━━ Dataset rows ━━

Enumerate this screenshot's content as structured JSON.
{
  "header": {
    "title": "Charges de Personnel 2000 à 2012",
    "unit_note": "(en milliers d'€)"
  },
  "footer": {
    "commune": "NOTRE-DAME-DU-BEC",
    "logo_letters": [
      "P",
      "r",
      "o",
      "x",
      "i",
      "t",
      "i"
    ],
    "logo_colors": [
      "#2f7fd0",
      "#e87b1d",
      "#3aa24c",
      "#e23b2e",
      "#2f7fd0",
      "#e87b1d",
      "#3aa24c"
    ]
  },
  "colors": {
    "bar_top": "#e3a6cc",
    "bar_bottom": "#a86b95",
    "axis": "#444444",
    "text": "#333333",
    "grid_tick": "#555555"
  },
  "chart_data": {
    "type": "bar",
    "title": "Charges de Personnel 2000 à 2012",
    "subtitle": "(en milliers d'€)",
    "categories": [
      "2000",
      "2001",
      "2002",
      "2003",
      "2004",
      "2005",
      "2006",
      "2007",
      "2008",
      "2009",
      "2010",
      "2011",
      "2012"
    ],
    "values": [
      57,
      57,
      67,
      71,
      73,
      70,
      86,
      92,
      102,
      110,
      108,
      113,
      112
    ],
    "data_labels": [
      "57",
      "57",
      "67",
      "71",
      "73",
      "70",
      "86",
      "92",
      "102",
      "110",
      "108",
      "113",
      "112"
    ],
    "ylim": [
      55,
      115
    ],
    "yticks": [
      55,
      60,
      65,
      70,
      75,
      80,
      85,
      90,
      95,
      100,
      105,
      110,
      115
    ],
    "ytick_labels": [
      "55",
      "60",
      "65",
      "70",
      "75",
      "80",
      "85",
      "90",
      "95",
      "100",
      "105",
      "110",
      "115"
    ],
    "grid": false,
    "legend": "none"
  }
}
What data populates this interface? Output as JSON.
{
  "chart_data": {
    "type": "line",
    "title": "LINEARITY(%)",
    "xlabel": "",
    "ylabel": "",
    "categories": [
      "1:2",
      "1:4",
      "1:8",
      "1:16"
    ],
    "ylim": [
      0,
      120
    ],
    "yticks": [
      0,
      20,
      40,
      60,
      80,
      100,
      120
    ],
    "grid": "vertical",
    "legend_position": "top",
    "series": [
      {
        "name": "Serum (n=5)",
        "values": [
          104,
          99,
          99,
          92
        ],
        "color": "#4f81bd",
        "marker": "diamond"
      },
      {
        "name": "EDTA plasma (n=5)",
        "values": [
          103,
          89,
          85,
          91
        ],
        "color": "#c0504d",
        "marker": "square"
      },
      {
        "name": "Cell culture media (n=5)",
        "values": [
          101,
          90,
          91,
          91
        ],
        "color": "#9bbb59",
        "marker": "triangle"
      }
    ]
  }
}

━━━
━━ Dataset rows ━━

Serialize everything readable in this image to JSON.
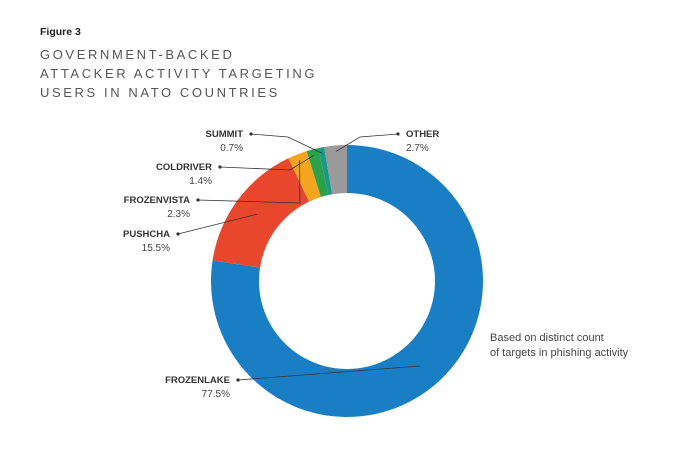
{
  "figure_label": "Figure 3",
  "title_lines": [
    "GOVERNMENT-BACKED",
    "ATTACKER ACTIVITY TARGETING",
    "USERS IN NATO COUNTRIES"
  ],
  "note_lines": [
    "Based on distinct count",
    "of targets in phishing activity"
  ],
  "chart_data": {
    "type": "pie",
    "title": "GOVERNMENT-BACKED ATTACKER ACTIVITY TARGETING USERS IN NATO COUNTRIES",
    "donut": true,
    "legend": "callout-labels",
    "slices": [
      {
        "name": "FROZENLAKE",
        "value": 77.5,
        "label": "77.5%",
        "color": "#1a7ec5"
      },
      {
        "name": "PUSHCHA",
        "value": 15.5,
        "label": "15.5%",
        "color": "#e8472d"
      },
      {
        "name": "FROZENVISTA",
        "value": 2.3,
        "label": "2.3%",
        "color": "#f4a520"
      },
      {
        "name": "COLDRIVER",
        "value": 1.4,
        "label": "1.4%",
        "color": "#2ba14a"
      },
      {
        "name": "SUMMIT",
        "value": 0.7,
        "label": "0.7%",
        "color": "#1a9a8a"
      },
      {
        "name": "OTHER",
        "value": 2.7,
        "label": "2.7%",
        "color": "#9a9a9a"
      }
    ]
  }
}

━━━

● **Your task**: Give the count of lines in the data shown above that contain "BACKED", and nothing else.

● **Expected output**: 2